Work to do: Copy every line in the records below that contains the word "Биосистемс".

-- Start of Given data --

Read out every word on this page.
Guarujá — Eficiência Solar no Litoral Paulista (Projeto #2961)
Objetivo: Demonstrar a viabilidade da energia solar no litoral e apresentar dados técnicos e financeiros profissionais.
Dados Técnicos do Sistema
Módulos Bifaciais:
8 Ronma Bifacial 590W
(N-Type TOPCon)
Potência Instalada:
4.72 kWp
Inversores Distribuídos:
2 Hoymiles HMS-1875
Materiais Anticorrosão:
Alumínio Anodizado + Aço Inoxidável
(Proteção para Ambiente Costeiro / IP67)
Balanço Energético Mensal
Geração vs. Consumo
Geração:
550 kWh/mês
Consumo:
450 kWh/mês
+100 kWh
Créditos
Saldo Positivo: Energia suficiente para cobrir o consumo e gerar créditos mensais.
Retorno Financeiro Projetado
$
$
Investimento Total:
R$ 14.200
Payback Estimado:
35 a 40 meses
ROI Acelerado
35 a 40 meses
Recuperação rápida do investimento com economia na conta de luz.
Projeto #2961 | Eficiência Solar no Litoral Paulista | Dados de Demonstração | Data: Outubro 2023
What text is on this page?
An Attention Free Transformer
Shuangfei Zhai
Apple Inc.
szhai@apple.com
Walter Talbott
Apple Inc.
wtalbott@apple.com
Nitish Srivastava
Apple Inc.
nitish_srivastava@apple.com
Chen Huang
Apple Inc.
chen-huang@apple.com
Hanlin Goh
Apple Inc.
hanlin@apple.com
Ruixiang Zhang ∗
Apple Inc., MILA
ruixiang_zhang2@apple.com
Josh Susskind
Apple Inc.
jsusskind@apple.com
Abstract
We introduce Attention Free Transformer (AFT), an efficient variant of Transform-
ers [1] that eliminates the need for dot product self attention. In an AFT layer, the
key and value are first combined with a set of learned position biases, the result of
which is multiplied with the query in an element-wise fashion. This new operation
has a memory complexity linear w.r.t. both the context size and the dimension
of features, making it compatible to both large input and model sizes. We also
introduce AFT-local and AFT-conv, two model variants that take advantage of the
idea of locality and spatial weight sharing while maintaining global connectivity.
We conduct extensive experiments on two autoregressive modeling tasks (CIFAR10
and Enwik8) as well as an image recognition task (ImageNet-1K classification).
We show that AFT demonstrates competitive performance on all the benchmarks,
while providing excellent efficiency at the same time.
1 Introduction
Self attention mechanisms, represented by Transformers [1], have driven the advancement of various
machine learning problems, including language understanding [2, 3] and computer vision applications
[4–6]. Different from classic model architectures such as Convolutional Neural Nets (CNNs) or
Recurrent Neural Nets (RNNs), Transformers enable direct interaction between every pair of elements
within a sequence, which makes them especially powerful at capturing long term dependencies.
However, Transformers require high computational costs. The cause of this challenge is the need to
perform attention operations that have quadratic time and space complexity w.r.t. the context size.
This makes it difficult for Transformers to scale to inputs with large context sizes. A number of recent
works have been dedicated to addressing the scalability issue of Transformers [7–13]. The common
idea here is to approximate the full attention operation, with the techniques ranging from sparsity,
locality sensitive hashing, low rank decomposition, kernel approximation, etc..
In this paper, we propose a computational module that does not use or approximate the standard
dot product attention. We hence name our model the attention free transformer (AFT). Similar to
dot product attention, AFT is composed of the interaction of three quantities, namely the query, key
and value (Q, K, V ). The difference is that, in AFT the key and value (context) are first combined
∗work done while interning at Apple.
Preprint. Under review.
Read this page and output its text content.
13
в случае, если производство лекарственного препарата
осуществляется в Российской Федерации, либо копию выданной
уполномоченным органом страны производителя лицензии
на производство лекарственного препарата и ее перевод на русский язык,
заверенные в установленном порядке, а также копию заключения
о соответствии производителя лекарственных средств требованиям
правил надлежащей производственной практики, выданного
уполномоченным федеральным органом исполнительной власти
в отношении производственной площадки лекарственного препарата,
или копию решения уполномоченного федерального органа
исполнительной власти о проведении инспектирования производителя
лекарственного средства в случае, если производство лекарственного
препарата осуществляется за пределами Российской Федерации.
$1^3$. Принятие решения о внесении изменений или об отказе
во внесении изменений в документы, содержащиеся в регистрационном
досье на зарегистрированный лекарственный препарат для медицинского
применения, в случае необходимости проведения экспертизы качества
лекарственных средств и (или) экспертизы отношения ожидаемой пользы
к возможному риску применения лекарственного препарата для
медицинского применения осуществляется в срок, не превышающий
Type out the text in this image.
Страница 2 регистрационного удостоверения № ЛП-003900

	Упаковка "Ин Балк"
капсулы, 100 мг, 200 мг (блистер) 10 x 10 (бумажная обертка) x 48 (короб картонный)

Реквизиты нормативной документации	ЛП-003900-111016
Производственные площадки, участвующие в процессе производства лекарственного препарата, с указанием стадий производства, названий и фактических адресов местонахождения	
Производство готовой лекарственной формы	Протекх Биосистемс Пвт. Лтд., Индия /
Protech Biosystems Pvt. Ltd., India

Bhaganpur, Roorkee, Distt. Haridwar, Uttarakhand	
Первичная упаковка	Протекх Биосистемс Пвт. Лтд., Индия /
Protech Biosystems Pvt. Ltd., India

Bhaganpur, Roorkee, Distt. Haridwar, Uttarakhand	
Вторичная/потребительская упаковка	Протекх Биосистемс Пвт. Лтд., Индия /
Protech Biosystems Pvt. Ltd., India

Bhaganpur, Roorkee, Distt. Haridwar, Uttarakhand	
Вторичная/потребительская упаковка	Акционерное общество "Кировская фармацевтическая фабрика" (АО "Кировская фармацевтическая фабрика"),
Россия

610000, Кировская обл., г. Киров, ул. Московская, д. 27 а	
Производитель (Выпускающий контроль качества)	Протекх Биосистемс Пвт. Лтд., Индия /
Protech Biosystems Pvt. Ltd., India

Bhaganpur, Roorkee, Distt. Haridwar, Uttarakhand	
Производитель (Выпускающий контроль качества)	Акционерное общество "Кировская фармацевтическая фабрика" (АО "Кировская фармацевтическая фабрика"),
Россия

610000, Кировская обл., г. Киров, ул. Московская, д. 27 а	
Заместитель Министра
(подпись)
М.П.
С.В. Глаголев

-- End of Given data --

Full solution:
Производство готовой лекарственной формы	Протекх Биосистемс Пвт. Лтд., Индия /
Первичная упаковка	Протекх Биосистемс Пвт. Лтд., Индия /
Вторичная/потребительская упаковка	Протекх Биосистемс Пвт. Лтд., Индия /
Производитель (Выпускающий контроль качества)	Протекх Биосистемс Пвт. Лтд., Индия /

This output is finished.